| WHAT IS BEING ASKED |
Pick out each line below containing "text".

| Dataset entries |
################
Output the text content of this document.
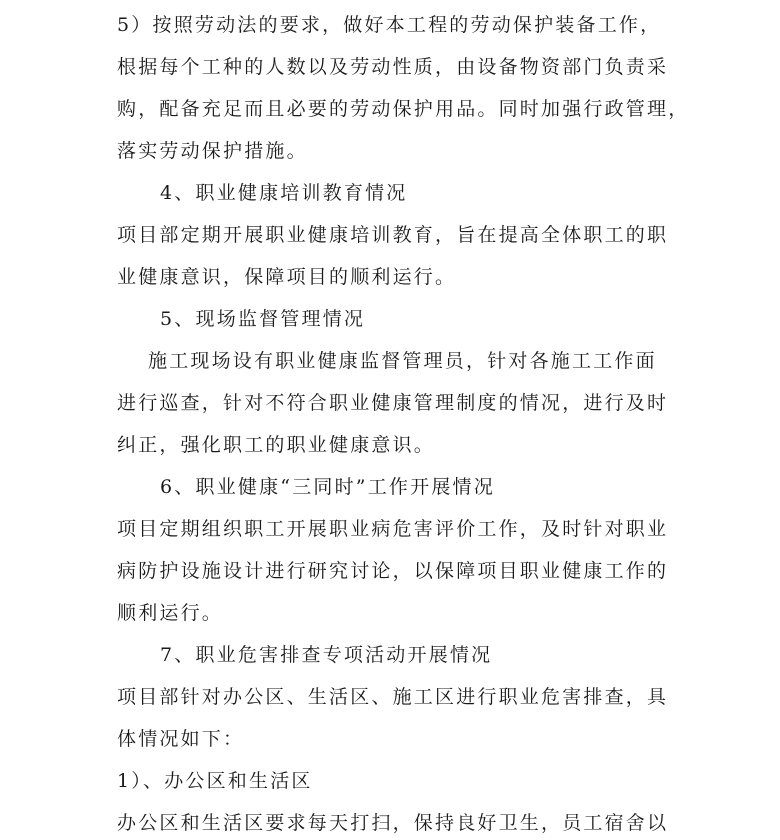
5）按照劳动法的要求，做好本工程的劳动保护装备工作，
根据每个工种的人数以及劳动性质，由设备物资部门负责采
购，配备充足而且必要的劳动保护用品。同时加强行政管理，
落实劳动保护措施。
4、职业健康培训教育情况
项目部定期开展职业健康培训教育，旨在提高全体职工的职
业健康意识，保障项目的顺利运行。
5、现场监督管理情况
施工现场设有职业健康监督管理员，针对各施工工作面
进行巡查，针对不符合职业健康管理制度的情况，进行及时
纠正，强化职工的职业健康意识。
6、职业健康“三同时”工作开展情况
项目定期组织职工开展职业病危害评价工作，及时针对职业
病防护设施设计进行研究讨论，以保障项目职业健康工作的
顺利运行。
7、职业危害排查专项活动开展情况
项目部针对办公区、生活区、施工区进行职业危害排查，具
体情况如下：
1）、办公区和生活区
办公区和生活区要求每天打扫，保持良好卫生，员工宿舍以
################
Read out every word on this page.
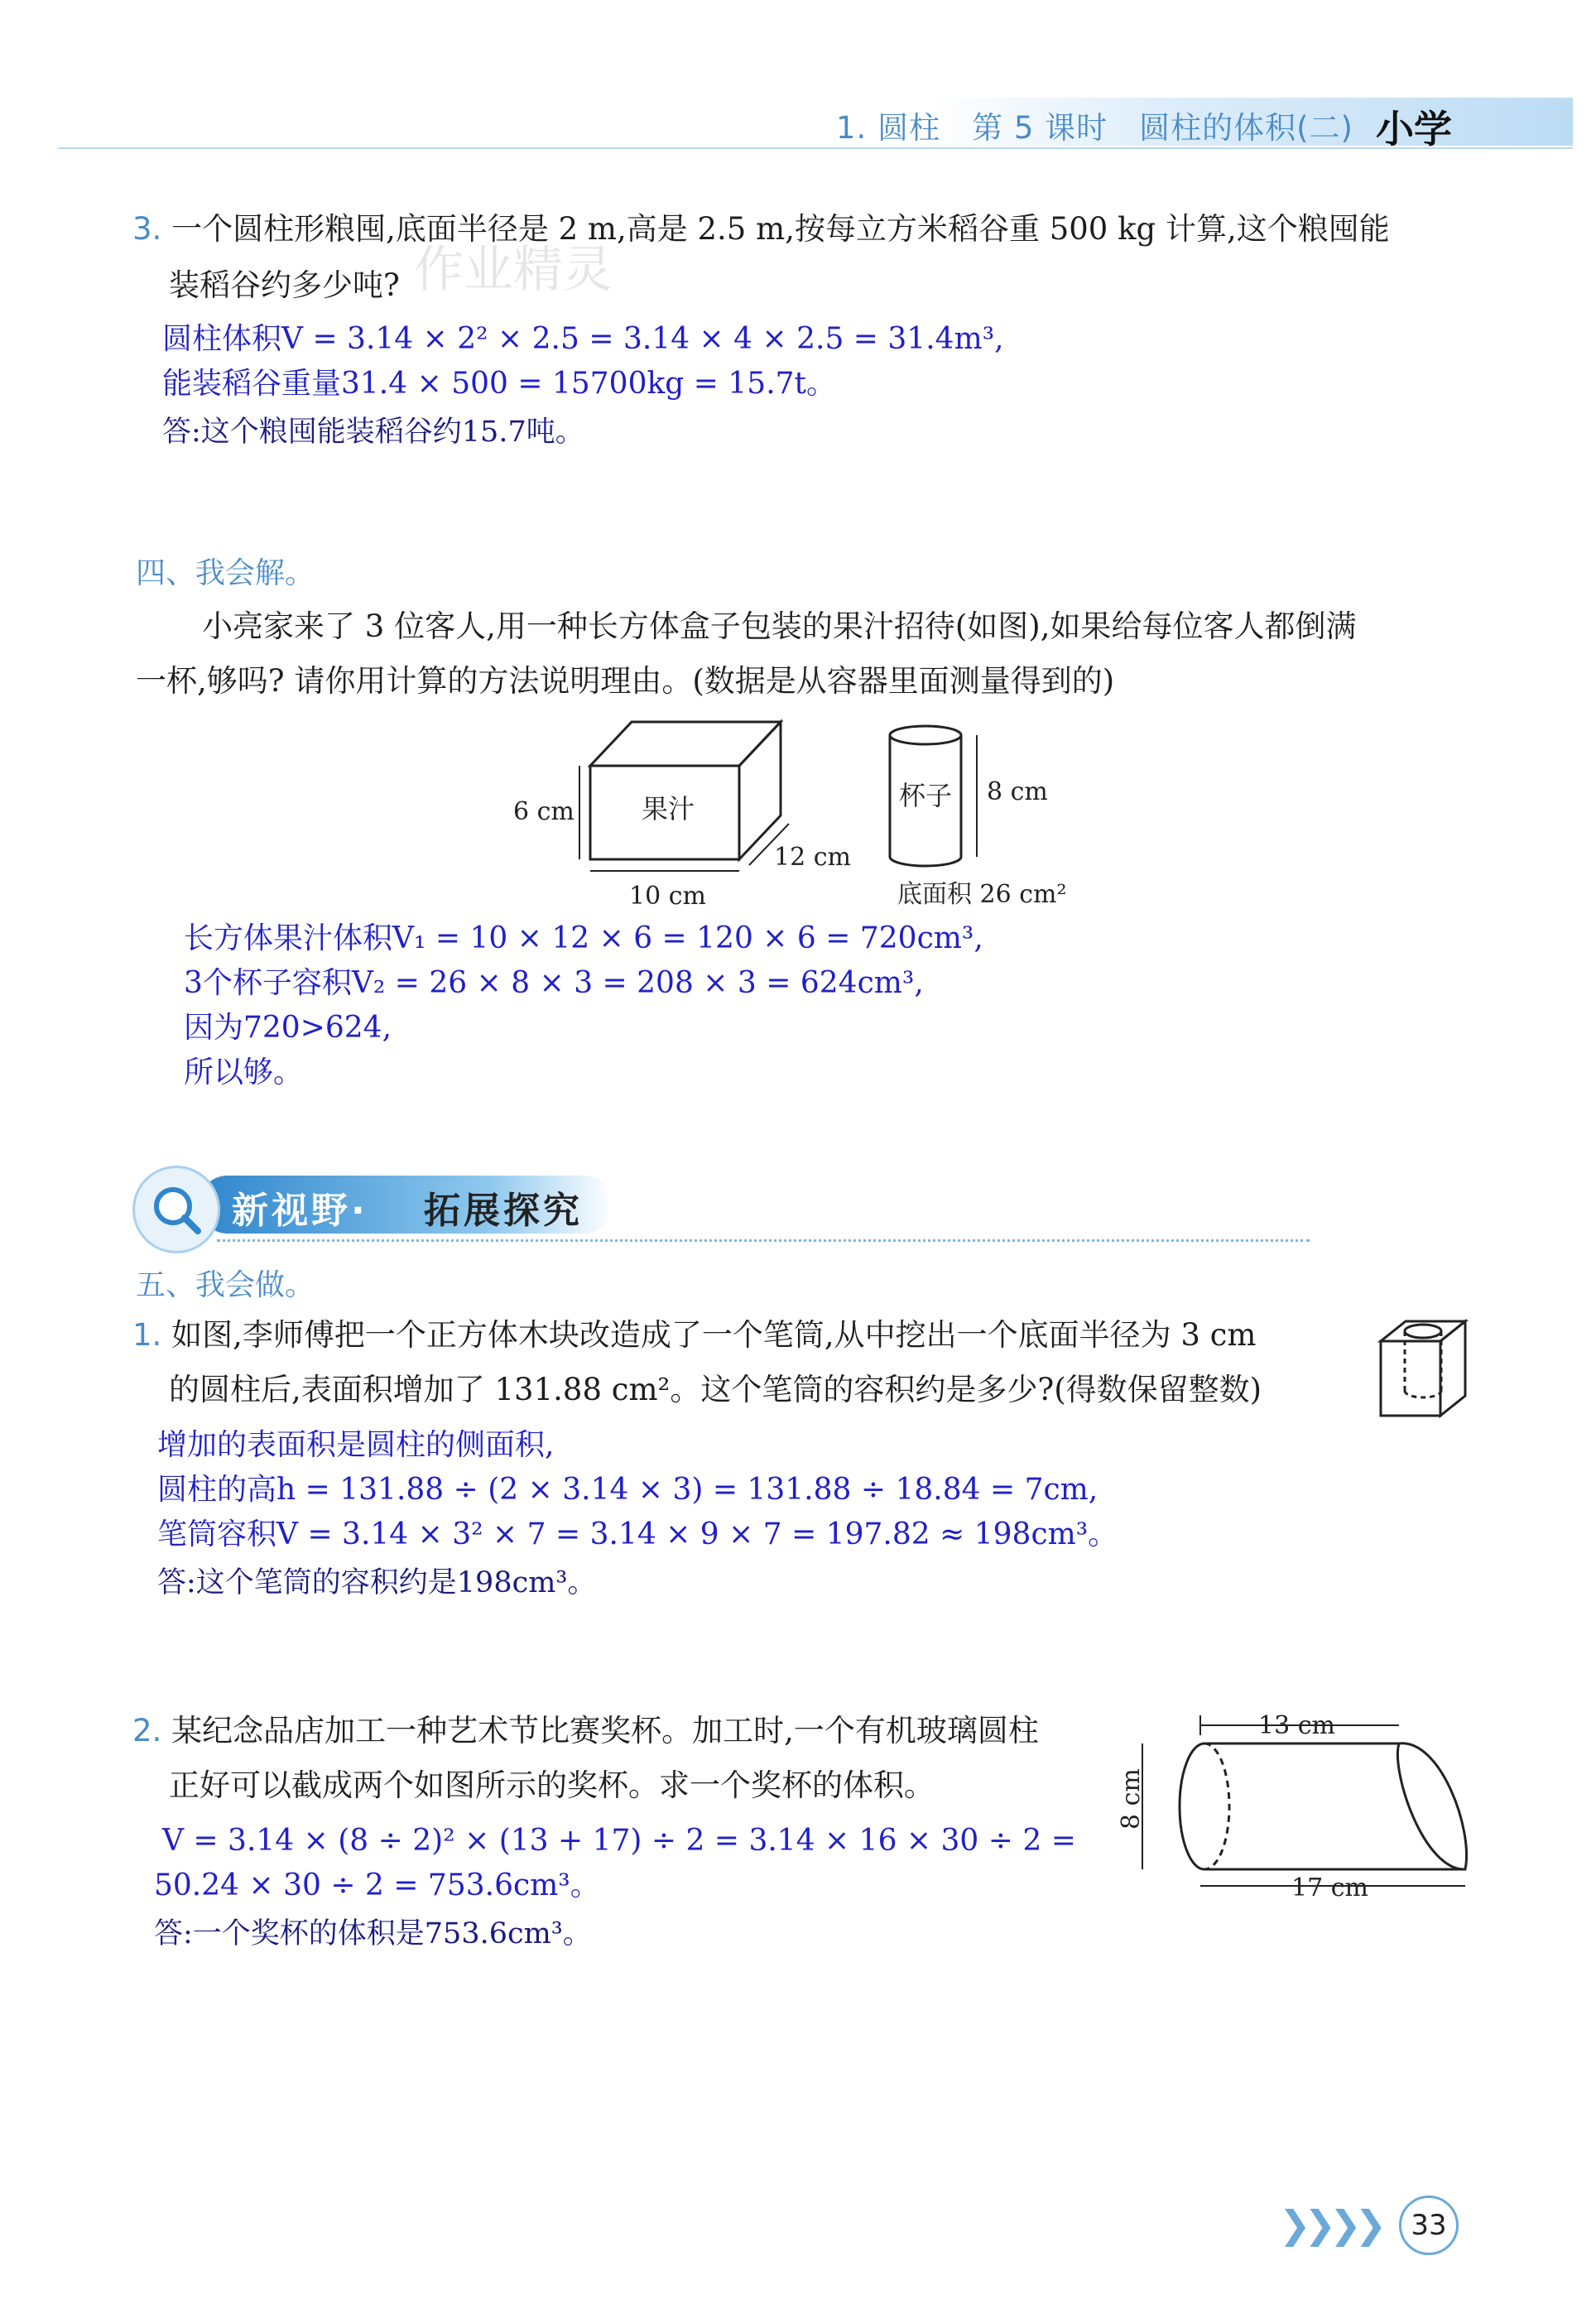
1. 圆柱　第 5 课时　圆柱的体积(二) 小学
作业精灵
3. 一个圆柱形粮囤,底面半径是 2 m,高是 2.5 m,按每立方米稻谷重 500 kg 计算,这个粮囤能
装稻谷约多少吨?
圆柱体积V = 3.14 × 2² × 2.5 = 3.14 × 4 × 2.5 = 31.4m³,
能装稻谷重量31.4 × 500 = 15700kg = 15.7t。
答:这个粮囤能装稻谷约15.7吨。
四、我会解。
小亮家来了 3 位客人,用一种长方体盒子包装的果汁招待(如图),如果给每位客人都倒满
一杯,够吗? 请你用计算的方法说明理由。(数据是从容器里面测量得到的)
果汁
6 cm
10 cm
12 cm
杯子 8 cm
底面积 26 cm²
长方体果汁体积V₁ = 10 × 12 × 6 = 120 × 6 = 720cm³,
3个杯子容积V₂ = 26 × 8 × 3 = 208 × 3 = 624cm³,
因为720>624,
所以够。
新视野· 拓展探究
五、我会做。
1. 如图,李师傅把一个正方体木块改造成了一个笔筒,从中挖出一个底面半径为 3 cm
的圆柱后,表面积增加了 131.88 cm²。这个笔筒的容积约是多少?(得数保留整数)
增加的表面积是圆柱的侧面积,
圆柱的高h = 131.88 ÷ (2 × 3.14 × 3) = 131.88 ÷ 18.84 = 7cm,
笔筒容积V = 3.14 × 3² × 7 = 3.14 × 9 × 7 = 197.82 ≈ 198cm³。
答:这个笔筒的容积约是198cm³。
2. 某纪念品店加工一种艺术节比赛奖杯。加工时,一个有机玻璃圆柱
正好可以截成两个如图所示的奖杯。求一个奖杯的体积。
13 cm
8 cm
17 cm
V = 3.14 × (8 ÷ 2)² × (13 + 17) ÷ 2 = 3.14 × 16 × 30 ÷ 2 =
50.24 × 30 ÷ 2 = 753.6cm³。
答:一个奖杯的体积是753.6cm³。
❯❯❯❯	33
################
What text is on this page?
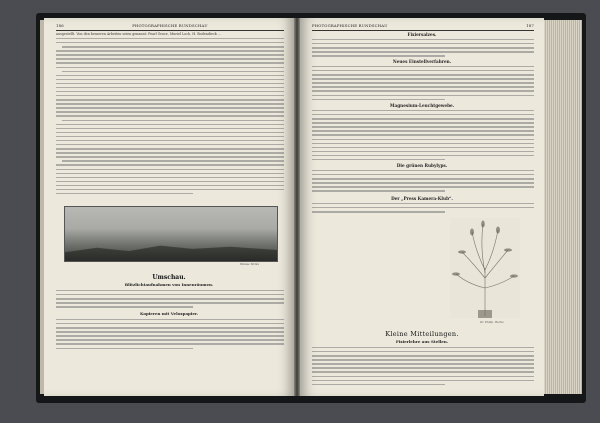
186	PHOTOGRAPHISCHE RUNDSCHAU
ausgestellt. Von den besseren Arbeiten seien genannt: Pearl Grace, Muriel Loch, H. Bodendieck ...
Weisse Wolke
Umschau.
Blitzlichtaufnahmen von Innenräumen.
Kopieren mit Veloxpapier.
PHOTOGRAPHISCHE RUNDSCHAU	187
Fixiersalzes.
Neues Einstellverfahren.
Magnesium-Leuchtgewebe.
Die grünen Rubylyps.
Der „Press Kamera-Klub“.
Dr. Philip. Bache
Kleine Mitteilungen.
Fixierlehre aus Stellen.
################
| RESPONSE |
Output the text content of this document.
What text is on this page?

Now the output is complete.